Brief.
Find and copy lines holding "الماء".

(Data records)
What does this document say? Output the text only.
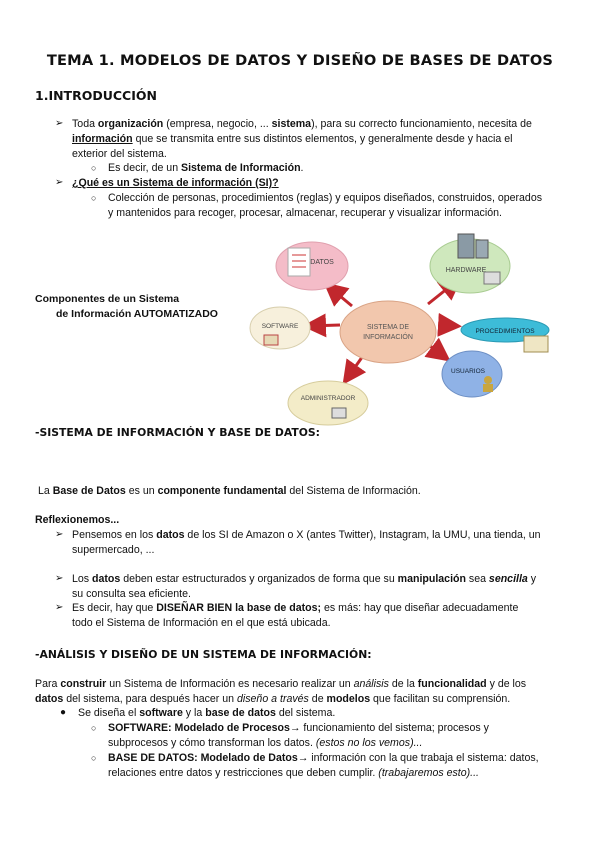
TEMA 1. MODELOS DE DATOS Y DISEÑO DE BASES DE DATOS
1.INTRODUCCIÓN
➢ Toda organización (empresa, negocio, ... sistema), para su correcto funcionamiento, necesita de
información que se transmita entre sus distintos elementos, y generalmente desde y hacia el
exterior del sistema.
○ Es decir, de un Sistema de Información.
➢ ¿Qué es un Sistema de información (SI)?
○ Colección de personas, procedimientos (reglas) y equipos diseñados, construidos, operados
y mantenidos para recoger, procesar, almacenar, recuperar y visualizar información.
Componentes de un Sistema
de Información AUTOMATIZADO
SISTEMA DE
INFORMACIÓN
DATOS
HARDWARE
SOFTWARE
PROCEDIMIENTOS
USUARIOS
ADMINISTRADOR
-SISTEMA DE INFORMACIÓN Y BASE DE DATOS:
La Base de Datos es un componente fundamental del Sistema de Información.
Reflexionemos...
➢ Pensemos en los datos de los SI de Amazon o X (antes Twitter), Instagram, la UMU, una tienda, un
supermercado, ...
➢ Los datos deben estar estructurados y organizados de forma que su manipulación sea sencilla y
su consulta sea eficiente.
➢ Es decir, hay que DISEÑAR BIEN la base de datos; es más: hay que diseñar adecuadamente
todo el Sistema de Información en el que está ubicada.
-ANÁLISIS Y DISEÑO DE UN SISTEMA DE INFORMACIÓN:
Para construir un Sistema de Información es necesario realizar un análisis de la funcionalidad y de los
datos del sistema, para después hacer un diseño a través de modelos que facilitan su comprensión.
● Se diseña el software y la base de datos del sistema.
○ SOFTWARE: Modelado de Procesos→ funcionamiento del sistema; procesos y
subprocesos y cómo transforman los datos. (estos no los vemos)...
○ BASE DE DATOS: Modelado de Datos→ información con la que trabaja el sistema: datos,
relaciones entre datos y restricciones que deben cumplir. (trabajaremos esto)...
==
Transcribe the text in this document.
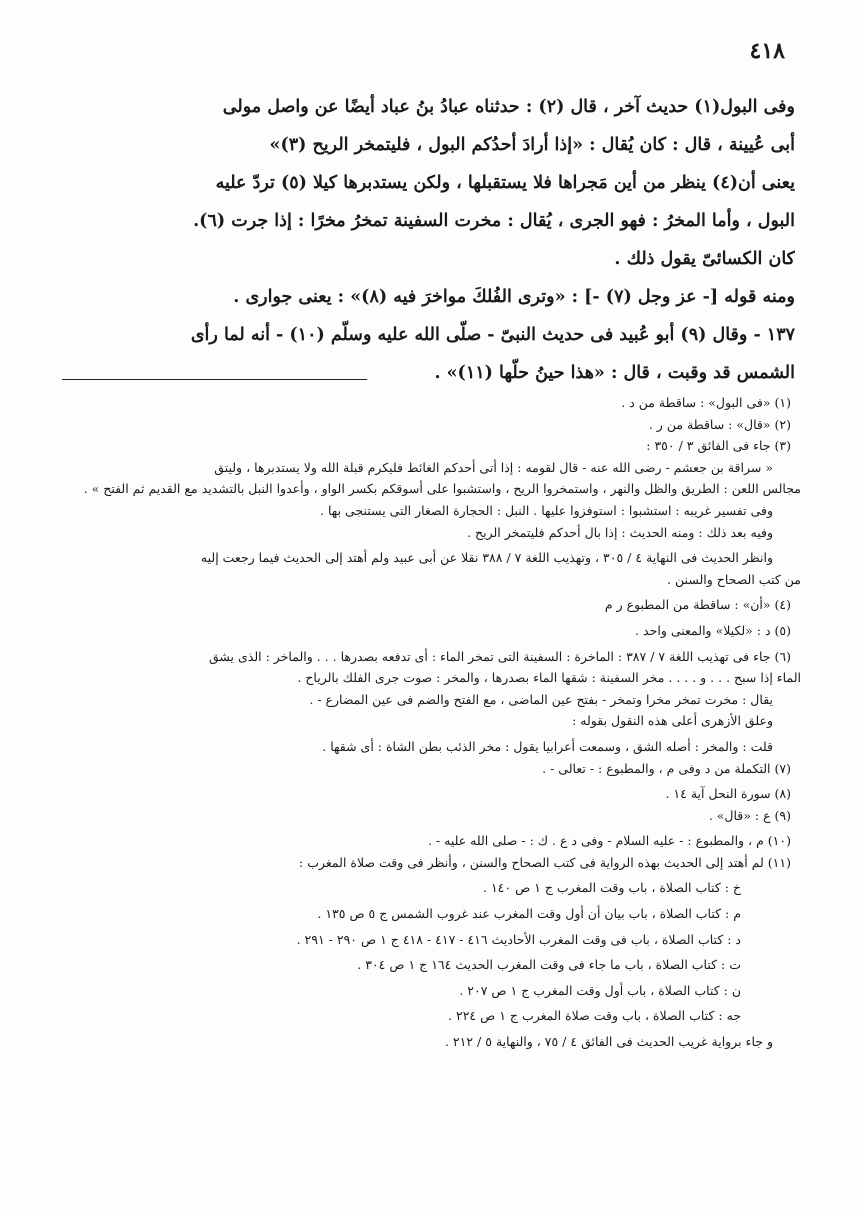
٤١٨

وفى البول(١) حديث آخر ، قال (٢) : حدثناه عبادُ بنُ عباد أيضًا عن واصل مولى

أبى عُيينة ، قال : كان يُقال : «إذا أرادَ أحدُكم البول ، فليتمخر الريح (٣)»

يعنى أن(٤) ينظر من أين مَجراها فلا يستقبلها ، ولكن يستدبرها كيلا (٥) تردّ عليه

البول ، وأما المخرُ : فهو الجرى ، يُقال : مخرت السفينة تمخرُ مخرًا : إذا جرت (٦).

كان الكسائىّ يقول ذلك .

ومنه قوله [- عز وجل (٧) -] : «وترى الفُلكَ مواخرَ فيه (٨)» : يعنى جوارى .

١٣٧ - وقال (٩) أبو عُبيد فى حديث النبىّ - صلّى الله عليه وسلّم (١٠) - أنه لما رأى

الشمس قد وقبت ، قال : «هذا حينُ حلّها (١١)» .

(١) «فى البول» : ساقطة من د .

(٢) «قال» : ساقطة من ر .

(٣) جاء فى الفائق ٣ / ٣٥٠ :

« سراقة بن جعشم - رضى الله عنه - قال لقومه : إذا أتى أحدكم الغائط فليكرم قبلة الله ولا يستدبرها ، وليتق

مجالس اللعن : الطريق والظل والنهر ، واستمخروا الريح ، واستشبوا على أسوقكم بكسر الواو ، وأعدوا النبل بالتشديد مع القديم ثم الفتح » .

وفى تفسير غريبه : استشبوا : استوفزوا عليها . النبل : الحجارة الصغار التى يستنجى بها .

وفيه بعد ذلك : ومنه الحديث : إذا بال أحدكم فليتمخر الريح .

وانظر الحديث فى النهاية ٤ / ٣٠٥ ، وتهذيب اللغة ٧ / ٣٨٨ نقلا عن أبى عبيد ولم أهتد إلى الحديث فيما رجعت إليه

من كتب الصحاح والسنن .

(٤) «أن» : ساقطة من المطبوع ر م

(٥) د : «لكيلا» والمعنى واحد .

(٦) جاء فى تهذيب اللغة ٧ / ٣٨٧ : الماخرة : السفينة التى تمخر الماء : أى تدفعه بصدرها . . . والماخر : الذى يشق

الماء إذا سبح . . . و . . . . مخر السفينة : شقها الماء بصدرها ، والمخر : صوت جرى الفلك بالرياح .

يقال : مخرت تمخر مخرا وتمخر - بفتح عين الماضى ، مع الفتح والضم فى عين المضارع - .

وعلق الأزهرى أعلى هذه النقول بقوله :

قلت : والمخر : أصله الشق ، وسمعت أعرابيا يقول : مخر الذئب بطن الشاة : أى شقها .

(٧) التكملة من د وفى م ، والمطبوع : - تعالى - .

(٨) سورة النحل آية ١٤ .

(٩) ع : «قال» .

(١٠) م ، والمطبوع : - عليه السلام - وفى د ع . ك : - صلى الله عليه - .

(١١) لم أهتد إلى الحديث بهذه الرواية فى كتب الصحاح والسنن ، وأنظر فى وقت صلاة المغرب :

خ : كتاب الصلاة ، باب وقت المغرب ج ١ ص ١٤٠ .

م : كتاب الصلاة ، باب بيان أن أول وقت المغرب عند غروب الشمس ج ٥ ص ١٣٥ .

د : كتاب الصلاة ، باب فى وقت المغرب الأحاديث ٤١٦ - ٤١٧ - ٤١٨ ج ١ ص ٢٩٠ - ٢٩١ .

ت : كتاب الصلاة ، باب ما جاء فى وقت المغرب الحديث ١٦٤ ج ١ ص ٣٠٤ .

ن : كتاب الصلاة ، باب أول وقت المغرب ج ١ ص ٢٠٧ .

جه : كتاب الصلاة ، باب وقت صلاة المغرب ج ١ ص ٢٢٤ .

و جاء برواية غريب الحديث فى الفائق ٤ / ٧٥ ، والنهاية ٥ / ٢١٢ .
--
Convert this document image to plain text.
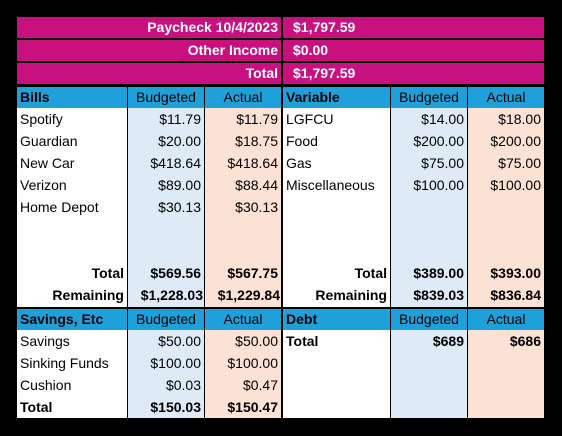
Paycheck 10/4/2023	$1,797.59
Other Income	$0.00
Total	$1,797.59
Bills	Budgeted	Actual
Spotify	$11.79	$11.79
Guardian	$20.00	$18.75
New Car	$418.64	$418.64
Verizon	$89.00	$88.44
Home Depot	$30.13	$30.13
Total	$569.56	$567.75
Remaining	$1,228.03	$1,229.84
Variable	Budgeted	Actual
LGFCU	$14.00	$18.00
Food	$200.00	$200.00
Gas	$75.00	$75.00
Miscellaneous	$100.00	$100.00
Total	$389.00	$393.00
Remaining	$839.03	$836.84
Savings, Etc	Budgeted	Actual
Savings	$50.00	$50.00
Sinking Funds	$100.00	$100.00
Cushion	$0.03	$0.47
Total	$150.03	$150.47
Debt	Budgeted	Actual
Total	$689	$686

Solution for this exercise.
(٦) جاء فى تهذيب اللغة ٧ / ٣٨٧ : الماخرة : السفينة التى تمخر الماء : أى تدفعه بصدرها . . . والماخر : الذى يشق
الماء إذا سبح . . . و . . . . مخر السفينة : شقها الماء بصدرها ، والمخر : صوت جرى الفلك بالرياح .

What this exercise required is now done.